***** INFORMATION SUPPLIED *****
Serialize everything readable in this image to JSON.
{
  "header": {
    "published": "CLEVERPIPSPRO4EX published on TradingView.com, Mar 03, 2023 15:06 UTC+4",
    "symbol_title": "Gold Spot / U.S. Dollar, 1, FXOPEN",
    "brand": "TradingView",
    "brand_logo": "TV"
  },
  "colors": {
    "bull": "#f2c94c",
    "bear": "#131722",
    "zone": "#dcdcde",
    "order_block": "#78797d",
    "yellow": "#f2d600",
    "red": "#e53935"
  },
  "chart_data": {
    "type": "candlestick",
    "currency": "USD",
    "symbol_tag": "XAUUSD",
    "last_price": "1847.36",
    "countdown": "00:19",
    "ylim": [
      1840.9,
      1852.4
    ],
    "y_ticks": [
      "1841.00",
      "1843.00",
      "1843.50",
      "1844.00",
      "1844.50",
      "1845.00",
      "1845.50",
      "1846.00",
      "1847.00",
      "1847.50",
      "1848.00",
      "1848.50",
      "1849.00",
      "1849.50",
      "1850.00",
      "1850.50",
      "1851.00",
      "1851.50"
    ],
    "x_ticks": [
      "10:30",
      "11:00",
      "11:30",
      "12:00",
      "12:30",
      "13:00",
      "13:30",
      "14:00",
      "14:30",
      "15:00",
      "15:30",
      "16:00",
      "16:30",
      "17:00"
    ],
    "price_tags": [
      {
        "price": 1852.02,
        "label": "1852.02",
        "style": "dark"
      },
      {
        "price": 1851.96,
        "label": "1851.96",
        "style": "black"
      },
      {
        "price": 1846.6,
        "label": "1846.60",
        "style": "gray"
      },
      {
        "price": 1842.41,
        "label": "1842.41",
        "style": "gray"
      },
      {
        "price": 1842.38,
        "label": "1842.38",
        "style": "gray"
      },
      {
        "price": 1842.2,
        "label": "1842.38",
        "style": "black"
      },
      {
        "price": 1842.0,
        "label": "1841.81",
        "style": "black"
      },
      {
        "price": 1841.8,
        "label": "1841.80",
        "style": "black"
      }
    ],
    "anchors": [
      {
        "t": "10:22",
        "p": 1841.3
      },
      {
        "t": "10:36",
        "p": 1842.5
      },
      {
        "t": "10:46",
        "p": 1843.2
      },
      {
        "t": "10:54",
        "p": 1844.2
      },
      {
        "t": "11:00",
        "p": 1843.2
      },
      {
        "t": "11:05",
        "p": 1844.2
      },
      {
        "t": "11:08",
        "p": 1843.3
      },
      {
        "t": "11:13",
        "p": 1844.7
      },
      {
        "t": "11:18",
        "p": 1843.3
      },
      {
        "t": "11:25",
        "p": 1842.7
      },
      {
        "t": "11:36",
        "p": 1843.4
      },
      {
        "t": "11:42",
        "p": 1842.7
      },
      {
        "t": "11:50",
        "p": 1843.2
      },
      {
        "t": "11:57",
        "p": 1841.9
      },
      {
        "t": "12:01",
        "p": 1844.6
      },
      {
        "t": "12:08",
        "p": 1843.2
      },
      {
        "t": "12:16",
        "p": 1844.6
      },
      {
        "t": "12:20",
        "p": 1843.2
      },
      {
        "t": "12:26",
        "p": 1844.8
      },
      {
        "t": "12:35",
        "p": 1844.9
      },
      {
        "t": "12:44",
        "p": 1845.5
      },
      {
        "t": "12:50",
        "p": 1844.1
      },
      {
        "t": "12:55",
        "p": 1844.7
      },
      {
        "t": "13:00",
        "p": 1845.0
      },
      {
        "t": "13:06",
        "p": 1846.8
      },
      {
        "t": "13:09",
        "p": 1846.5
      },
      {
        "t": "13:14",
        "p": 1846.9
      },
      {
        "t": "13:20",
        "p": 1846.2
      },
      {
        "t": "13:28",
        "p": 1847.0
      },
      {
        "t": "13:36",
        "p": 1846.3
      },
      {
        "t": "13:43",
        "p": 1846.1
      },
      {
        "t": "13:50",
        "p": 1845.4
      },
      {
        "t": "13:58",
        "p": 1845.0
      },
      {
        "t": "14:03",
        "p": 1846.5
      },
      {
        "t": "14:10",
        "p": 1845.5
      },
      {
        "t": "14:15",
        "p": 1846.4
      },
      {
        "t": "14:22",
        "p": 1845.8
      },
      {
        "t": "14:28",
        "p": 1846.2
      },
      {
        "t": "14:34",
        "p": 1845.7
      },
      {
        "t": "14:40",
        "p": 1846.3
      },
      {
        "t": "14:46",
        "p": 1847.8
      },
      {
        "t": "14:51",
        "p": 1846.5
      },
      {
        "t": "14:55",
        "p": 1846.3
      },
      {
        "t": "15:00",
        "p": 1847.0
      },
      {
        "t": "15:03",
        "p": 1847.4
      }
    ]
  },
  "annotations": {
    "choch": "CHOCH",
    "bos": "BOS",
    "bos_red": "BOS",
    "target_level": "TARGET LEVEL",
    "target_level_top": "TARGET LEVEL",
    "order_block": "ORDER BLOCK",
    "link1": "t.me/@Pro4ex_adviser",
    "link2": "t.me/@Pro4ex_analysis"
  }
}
*****
■ EXERCISE DETAILS ■
Print all of the entries exactly as they appear.

■ EXERCISE RESULT ■
Serialize everything readable in this image to JSON.
{
  "header": {
    "published": "CLEVERPIPSPRO4EX published on TradingView.com, Mar 03, 2023 15:06 UTC+4",
    "symbol_title": "Gold Spot / U.S. Dollar, 1, FXOPEN",
    "brand": "TradingView",
    "brand_logo": "TV"
  },
  "colors": {
    "bull": "#f2c94c",
    "bear": "#131722",
    "zone": "#dcdcde",
    "order_block": "#78797d",
    "yellow": "#f2d600",
    "red": "#e53935"
  },
  "chart_data": {
    "type": "candlestick",
    "currency": "USD",
    "symbol_tag": "XAUUSD",
    "last_price": "1847.36",
    "countdown": "00:19",
    "ylim": [
      1840.9,
      1852.4
    ],
    "y_ticks": [
      "1841.00",
      "1843.00",
      "1843.50",
      "1844.00",
      "1844.50",
      "1845.00",
      "1845.50",
      "1846.00",
      "1847.00",
      "1847.50",
      "1848.00",
      "1848.50",
      "1849.00",
      "1849.50",
      "1850.00",
      "1850.50",
      "1851.00",
      "1851.50"
    ],
    "x_ticks": [
      "10:30",
      "11:00",
      "11:30",
      "12:00",
      "12:30",
      "13:00",
      "13:30",
      "14:00",
      "14:30",
      "15:00",
      "15:30",
      "16:00",
      "16:30",
      "17:00"
    ],
    "price_tags": [
      {
        "price": 1852.02,
        "label": "1852.02",
        "style": "dark"
      },
      {
        "price": 1851.96,
        "label": "1851.96",
        "style": "black"
      },
      {
        "price": 1846.6,
        "label": "1846.60",
        "style": "gray"
      },
      {
        "price": 1842.41,
        "label": "1842.41",
        "style": "gray"
      },
      {
        "price": 1842.38,
        "label": "1842.38",
        "style": "gray"
      },
      {
        "price": 1842.2,
        "label": "1842.38",
        "style": "black"
      },
      {
        "price": 1842.0,
        "label": "1841.81",
        "style": "black"
      },
      {
        "price": 1841.8,
        "label": "1841.80",
        "style": "black"
      }
    ],
    "anchors": [
      {
        "t": "10:22",
        "p": 1841.3
      },
      {
        "t": "10:36",
        "p": 1842.5
      },
      {
        "t": "10:46",
        "p": 1843.2
      },
      {
        "t": "10:54",
        "p": 1844.2
      },
      {
        "t": "11:00",
        "p": 1843.2
      },
      {
        "t": "11:05",
        "p": 1844.2
      },
      {
        "t": "11:08",
        "p": 1843.3
      },
      {
        "t": "11:13",
        "p": 1844.7
      },
      {
        "t": "11:18",
        "p": 1843.3
      },
      {
        "t": "11:25",
        "p": 1842.7
      },
      {
        "t": "11:36",
        "p": 1843.4
      },
      {
        "t": "11:42",
        "p": 1842.7
      },
      {
        "t": "11:50",
        "p": 1843.2
      },
      {
        "t": "11:57",
        "p": 1841.9
      },
      {
        "t": "12:01",
        "p": 1844.6
      },
      {
        "t": "12:08",
        "p": 1843.2
      },
      {
        "t": "12:16",
        "p": 1844.6
      },
      {
        "t": "12:20",
        "p": 1843.2
      },
      {
        "t": "12:26",
        "p": 1844.8
      },
      {
        "t": "12:35",
        "p": 1844.9
      },
      {
        "t": "12:44",
        "p": 1845.5
      },
      {
        "t": "12:50",
        "p": 1844.1
      },
      {
        "t": "12:55",
        "p": 1844.7
      },
      {
        "t": "13:00",
        "p": 1845.0
      },
      {
        "t": "13:06",
        "p": 1846.8
      },
      {
        "t": "13:09",
        "p": 1846.5
      },
      {
        "t": "13:14",
        "p": 1846.9
      },
      {
        "t": "13:20",
        "p": 1846.2
      },
      {
        "t": "13:28",
        "p": 1847.0
      },
      {
        "t": "13:36",
        "p": 1846.3
      },
      {
        "t": "13:43",
        "p": 1846.1
      },
      {
        "t": "13:50",
        "p": 1845.4
      },
      {
        "t": "13:58",
        "p": 1845.0
      },
      {
        "t": "14:03",
        "p": 1846.5
      },
      {
        "t": "14:10",
        "p": 1845.5
      },
      {
        "t": "14:15",
        "p": 1846.4
      },
      {
        "t": "14:22",
        "p": 1845.8
      },
      {
        "t": "14:28",
        "p": 1846.2
      },
      {
        "t": "14:34",
        "p": 1845.7
      },
      {
        "t": "14:40",
        "p": 1846.3
      },
      {
        "t": "14:46",
        "p": 1847.8
      },
      {
        "t": "14:51",
        "p": 1846.5
      },
      {
        "t": "14:55",
        "p": 1846.3
      },
      {
        "t": "15:00",
        "p": 1847.0
      },
      {
        "t": "15:03",
        "p": 1847.4
      }
    ]
  },
  "annotations": {
    "choch": "CHOCH",
    "bos": "BOS",
    "bos_red": "BOS",
    "target_level": "TARGET LEVEL",
    "target_level_top": "TARGET LEVEL",
    "order_block": "ORDER BLOCK",
    "link1": "t.me/@Pro4ex_adviser",
    "link2": "t.me/@Pro4ex_analysis"
  }
}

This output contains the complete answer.